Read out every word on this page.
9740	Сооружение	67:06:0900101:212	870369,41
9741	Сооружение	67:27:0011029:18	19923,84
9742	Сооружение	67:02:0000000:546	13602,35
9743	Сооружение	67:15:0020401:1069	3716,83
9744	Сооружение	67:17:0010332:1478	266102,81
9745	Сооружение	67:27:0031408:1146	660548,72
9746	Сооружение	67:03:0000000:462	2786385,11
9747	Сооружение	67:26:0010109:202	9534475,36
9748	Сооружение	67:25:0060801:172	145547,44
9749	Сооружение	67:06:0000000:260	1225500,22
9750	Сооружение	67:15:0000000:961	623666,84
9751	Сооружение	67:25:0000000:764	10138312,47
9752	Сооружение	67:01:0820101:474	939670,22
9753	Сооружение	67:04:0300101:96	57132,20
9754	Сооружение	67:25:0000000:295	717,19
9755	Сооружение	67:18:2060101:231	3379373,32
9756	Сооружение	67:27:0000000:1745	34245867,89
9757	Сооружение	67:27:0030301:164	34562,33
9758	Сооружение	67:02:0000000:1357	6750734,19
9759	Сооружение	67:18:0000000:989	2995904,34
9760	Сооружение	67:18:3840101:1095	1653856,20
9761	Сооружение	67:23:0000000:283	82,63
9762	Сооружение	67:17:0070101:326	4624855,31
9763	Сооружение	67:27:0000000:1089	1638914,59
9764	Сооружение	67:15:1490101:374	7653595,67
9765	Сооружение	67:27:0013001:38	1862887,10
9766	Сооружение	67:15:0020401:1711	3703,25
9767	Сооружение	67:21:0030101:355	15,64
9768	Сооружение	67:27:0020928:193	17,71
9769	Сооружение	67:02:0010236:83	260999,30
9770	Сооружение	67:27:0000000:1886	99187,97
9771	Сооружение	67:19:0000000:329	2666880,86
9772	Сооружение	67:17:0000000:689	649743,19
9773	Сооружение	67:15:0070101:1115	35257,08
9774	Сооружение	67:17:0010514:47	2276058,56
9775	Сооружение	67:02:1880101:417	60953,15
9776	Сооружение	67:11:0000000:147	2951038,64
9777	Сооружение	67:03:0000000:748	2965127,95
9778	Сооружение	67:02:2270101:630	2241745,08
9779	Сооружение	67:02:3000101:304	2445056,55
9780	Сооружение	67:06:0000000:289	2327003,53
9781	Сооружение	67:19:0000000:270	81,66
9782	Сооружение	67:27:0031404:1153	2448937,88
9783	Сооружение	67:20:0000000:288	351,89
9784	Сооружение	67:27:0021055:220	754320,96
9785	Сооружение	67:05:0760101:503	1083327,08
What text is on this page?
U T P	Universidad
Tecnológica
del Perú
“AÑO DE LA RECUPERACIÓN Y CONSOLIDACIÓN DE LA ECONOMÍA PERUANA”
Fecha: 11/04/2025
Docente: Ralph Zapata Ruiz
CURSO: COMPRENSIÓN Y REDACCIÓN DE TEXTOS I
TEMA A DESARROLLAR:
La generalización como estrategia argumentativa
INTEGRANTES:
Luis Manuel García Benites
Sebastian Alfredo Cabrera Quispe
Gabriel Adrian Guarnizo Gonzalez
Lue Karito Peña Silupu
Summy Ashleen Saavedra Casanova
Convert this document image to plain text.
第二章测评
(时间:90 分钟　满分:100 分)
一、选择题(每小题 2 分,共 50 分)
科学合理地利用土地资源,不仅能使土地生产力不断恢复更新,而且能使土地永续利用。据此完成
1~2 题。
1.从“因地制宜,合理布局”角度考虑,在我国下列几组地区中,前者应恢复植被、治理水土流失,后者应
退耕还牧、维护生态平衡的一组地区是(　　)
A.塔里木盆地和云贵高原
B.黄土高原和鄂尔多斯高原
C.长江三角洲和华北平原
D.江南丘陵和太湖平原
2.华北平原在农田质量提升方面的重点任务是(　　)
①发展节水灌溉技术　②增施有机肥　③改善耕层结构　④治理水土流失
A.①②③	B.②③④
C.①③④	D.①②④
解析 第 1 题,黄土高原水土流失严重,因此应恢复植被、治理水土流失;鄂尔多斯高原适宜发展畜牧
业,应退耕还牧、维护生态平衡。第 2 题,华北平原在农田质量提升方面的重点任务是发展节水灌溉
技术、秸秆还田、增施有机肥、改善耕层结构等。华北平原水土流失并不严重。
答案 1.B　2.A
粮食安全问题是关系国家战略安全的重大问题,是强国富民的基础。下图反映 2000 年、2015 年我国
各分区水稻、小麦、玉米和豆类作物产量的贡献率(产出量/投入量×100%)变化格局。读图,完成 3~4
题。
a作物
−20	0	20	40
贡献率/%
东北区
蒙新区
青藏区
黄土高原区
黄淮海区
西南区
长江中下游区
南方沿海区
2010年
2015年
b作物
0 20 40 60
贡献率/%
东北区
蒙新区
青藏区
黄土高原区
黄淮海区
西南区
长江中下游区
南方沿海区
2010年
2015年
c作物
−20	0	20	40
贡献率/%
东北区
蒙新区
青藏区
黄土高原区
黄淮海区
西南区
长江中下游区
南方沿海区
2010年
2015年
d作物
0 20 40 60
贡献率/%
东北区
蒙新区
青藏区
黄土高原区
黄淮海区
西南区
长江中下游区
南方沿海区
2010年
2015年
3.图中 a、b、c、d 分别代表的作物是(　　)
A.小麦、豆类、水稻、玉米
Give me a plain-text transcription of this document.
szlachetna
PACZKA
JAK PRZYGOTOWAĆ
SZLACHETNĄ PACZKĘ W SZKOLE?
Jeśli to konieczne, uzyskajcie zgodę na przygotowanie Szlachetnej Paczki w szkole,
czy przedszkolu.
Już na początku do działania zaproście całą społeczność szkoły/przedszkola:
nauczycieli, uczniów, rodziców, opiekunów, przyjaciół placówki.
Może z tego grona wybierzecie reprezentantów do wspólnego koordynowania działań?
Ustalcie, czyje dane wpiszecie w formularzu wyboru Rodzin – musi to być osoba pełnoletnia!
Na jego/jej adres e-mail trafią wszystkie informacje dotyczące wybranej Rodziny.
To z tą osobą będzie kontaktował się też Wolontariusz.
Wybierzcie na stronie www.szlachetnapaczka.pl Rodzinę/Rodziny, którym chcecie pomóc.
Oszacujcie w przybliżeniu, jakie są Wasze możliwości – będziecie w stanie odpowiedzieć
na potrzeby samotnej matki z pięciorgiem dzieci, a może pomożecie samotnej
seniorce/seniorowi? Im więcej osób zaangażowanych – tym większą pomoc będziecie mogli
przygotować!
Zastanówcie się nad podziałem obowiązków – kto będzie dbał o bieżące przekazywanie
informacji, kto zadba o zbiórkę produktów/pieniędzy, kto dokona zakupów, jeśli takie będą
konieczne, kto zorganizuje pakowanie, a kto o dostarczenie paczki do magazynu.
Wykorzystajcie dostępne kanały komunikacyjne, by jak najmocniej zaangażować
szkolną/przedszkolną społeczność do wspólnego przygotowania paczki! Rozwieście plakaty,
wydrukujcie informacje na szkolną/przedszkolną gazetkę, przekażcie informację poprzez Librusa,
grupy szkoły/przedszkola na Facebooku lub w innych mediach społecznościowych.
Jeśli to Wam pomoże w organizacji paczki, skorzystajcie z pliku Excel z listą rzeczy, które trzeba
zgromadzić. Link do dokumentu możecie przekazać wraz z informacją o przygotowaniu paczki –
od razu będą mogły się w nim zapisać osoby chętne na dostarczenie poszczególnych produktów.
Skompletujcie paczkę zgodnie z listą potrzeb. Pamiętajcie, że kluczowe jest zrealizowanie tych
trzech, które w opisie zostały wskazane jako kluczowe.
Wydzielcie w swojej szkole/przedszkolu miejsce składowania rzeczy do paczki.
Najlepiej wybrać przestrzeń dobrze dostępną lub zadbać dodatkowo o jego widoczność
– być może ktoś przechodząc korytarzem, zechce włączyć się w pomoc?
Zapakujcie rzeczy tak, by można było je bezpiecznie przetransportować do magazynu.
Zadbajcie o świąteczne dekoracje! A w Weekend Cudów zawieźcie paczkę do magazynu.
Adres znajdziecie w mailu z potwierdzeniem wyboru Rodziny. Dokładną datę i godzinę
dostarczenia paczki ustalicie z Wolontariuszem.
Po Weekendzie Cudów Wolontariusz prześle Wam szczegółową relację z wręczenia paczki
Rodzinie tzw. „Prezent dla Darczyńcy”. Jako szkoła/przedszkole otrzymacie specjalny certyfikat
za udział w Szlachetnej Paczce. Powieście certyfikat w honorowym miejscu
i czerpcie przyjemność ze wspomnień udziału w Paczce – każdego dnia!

## WRITTEN TASK
Pick out the lines that contain "przedszkola" and copy them.

## TASK OUTPUT
Już na początku do działania zaproście całą społeczność szkoły/przedszkola:
grupy szkoły/przedszkola na Facebooku lub w innych mediach społecznościowych.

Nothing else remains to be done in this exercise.